Records for the task –
::::
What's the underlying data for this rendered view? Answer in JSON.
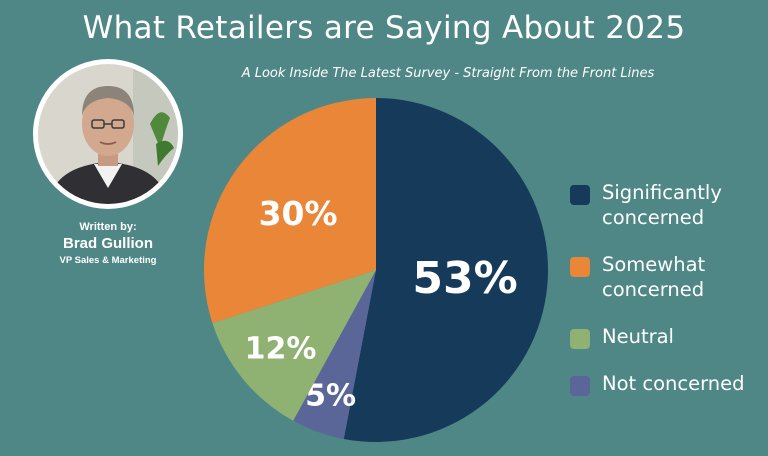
{
  "header": {
    "title": "What Retailers are Saying About 2025",
    "subtitle": "A Look Inside The Latest Survey - Straight From the Front Lines"
  },
  "author": {
    "written_by": "Written by:",
    "name": "Brad Gullion",
    "role": "VP Sales & Marketing"
  },
  "chart_data": {
    "type": "pie",
    "title": "",
    "slices": [
      {
        "label": "Significantly concerned",
        "value": 53,
        "display": "53%",
        "color": "#163a59"
      },
      {
        "label": "Not concerned",
        "value": 5,
        "display": "5%",
        "color": "#5b6698"
      },
      {
        "label": "Neutral",
        "value": 12,
        "display": "12%",
        "color": "#8fb273"
      },
      {
        "label": "Somewhat concerned",
        "value": 30,
        "display": "30%",
        "color": "#ea8638"
      }
    ],
    "legend_position": "right",
    "legend": [
      {
        "label": "Significantly concerned",
        "lines": [
          "Significantly",
          "concerned"
        ],
        "color": "#163a59"
      },
      {
        "label": "Somewhat concerned",
        "lines": [
          "Somewhat",
          "concerned"
        ],
        "color": "#ea8638"
      },
      {
        "label": "Neutral",
        "lines": [
          "Neutral"
        ],
        "color": "#8fb273"
      },
      {
        "label": "Not concerned",
        "lines": [
          "Not concerned"
        ],
        "color": "#5b6698"
      }
    ]
  }
}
::::
Given problem –
Repeat each entry exactly as given; no pictures belong in the copy.

Response for this exercise –
What's the underlying data for this rendered view? Answer in JSON.
{
  "header": {
    "title": "What Retailers are Saying About 2025",
    "subtitle": "A Look Inside The Latest Survey - Straight From the Front Lines"
  },
  "author": {
    "written_by": "Written by:",
    "name": "Brad Gullion",
    "role": "VP Sales & Marketing"
  },
  "chart_data": {
    "type": "pie",
    "title": "",
    "slices": [
      {
        "label": "Significantly concerned",
        "value": 53,
        "display": "53%",
        "color": "#163a59"
      },
      {
        "label": "Not concerned",
        "value": 5,
        "display": "5%",
        "color": "#5b6698"
      },
      {
        "label": "Neutral",
        "value": 12,
        "display": "12%",
        "color": "#8fb273"
      },
      {
        "label": "Somewhat concerned",
        "value": 30,
        "display": "30%",
        "color": "#ea8638"
      }
    ],
    "legend_position": "right",
    "legend": [
      {
        "label": "Significantly concerned",
        "lines": [
          "Significantly",
          "concerned"
        ],
        "color": "#163a59"
      },
      {
        "label": "Somewhat concerned",
        "lines": [
          "Somewhat",
          "concerned"
        ],
        "color": "#ea8638"
      },
      {
        "label": "Neutral",
        "lines": [
          "Neutral"
        ],
        "color": "#8fb273"
      },
      {
        "label": "Not concerned",
        "lines": [
          "Not concerned"
        ],
        "color": "#5b6698"
      }
    ]
  }
}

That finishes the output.